Work to complete -> Each entry should be quoted word for word, including every mark of punctuation.

— start of Material for the task —

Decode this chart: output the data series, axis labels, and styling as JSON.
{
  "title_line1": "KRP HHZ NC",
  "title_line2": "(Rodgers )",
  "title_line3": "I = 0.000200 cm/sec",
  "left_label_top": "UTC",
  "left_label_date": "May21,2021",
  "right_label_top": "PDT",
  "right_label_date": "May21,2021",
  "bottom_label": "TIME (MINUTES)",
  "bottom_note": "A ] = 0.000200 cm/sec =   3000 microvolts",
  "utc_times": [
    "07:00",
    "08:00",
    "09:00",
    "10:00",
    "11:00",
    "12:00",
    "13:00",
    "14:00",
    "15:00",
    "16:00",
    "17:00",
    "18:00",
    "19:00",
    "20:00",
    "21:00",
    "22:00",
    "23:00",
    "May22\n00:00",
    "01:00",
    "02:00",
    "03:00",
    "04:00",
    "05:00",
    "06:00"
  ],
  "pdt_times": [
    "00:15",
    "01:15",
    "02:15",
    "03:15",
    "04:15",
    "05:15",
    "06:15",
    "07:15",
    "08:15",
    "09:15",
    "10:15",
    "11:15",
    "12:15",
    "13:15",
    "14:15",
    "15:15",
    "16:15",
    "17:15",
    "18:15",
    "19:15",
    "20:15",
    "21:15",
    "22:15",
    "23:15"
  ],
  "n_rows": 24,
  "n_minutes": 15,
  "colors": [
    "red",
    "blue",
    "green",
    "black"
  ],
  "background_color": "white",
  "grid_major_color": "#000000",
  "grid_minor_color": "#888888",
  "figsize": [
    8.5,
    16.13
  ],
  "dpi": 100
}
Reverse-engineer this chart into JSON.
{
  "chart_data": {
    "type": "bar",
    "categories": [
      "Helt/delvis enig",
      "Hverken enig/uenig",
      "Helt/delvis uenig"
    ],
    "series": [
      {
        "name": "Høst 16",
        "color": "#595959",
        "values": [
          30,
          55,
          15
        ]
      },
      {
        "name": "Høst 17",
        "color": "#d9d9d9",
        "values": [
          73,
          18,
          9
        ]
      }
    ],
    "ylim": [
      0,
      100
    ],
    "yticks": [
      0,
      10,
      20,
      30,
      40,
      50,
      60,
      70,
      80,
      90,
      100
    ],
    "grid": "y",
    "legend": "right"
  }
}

— end of Material for the task —

Finished answer ->
Decode this chart: output the data series, axis labels, and styling as JSON.
{
  "title_line1": "KRP HHZ NC",
  "title_line2": "(Rodgers )",
  "title_line3": "I = 0.000200 cm/sec",
  "left_label_top": "UTC",
  "left_label_date": "May21,2021",
  "right_label_top": "PDT",
  "right_label_date": "May21,2021",
  "bottom_label": "TIME (MINUTES)",
  "bottom_note": "A ] = 0.000200 cm/sec =   3000 microvolts",
  "utc_times": [
    "07:00",
    "08:00",
    "09:00",
    "10:00",
    "11:00",
    "12:00",
    "13:00",
    "14:00",
    "15:00",
    "16:00",
    "17:00",
    "18:00",
    "19:00",
    "20:00",
    "21:00",
    "22:00",
    "23:00",
    "May22\n00:00",
    "01:00",
    "02:00",
    "03:00",
    "04:00",
    "05:00",
    "06:00"
  ],
  "pdt_times": [
    "00:15",
    "01:15",
    "02:15",
    "03:15",
    "04:15",
    "05:15",
    "06:15",
    "07:15",
    "08:15",
    "09:15",
    "10:15",
    "11:15",
    "12:15",
    "13:15",
    "14:15",
    "15:15",
    "16:15",
    "17:15",
    "18:15",
    "19:15",
    "20:15",
    "21:15",
    "22:15",
    "23:15"
  ],
  "n_rows": 24,
  "n_minutes": 15,
  "colors": [
    "red",
    "blue",
    "green",
    "black"
  ],
  "background_color": "white",
  "grid_major_color": "#000000",
  "grid_minor_color": "#888888",
  "figsize": [
    8.5,
    16.13
  ],
  "dpi": 100
}
Reverse-engineer this chart into JSON.
{
  "chart_data": {
    "type": "bar",
    "categories": [
      "Helt/delvis enig",
      "Hverken enig/uenig",
      "Helt/delvis uenig"
    ],
    "series": [
      {
        "name": "Høst 16",
        "color": "#595959",
        "values": [
          30,
          55,
          15
        ]
      },
      {
        "name": "Høst 17",
        "color": "#d9d9d9",
        "values": [
          73,
          18,
          9
        ]
      }
    ],
    "ylim": [
      0,
      100
    ],
    "yticks": [
      0,
      10,
      20,
      30,
      40,
      50,
      60,
      70,
      80,
      90,
      100
    ],
    "grid": "y",
    "legend": "right"
  }
}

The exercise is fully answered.